- **TASK DIRECTIONS**:
Express the material from the line containing "x1, y1] format, (0,0) is top-left." through the line containing "- area-fills: [37, 106, 481, 435]", both included, as a JSON list of strings with one string per line and no blank lines.

- **EXCERPTED DATA**:
::::::::

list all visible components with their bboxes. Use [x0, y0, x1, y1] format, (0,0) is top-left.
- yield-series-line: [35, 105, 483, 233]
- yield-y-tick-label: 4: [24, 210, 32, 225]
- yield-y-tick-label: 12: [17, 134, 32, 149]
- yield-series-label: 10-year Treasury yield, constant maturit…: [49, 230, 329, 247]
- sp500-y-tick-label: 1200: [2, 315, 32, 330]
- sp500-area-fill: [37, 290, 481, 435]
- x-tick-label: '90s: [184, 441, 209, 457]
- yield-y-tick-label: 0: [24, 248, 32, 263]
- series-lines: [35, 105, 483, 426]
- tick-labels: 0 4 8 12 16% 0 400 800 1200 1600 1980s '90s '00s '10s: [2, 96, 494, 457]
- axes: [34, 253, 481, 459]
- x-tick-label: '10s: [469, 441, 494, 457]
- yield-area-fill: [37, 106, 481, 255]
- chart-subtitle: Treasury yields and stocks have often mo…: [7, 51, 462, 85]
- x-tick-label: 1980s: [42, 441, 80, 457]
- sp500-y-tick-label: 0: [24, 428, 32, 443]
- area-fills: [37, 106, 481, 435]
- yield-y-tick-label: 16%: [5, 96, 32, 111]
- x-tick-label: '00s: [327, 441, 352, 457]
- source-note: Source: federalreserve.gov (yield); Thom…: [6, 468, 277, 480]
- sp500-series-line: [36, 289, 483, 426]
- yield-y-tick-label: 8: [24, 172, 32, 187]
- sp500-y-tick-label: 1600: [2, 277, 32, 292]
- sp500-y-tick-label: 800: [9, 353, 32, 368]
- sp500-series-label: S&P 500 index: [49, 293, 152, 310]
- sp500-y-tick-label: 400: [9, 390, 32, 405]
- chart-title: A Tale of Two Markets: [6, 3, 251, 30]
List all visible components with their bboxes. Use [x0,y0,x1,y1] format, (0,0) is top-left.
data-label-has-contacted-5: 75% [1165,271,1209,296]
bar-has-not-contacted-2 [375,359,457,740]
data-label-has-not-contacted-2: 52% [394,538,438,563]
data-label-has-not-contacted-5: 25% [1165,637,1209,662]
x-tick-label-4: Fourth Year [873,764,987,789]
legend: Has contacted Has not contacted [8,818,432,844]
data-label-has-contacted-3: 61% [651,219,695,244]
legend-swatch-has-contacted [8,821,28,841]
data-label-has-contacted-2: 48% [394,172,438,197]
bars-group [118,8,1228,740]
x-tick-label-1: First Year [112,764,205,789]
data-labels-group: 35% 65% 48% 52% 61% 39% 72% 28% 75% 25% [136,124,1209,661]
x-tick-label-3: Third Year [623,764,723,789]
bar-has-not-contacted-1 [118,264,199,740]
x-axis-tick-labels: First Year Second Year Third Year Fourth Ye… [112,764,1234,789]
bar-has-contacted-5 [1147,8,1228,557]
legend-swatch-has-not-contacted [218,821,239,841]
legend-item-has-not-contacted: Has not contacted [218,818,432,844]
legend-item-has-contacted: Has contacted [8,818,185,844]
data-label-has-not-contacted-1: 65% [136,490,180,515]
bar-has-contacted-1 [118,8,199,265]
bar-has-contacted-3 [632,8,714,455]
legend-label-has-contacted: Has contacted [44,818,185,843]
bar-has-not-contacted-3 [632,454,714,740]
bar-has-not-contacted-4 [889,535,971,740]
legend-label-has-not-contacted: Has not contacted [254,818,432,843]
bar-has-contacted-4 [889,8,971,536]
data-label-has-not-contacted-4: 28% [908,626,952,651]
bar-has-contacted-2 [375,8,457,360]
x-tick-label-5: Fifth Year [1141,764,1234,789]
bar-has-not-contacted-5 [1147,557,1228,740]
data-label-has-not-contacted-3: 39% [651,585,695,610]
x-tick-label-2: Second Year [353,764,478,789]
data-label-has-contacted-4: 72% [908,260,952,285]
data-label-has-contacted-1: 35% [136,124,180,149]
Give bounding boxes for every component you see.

::::::::

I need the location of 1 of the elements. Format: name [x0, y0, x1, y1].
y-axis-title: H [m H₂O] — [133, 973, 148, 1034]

::::::::

- **EXERCISE SOLUTION**:
[
  "list all visible components with their bboxes. Use [x0, y0, x1, y1] format, (0,0) is top-left.",
  "- yield-series-line: [35, 105, 483, 233]",
  "- yield-y-tick-label: 4: [24, 210, 32, 225]",
  "- yield-y-tick-label: 12: [17, 134, 32, 149]",
  "- yield-series-label: 10-year Treasury yield, constant maturit…: [49, 230, 329, 247]",
  "- sp500-y-tick-label: 1200: [2, 315, 32, 330]",
  "- sp500-area-fill: [37, 290, 481, 435]",
  "- x-tick-label: '90s: [184, 441, 209, 457]",
  "- yield-y-tick-label: 0: [24, 248, 32, 263]",
  "- series-lines: [35, 105, 483, 426]",
  "- tick-labels: 0 4 8 12 16% 0 400 800 1200 1600 1980s '90s '00s '10s: [2, 96, 494, 457]",
  "- axes: [34, 253, 481, 459]",
  "- x-tick-label: '10s: [469, 441, 494, 457]",
  "- yield-area-fill: [37, 106, 481, 255]",
  "- chart-subtitle: Treasury yields and stocks have often mo…: [7, 51, 462, 85]",
  "- x-tick-label: 1980s: [42, 441, 80, 457]",
  "- sp500-y-tick-label: 0: [24, 428, 32, 443]",
  "- area-fills: [37, 106, 481, 435]"
]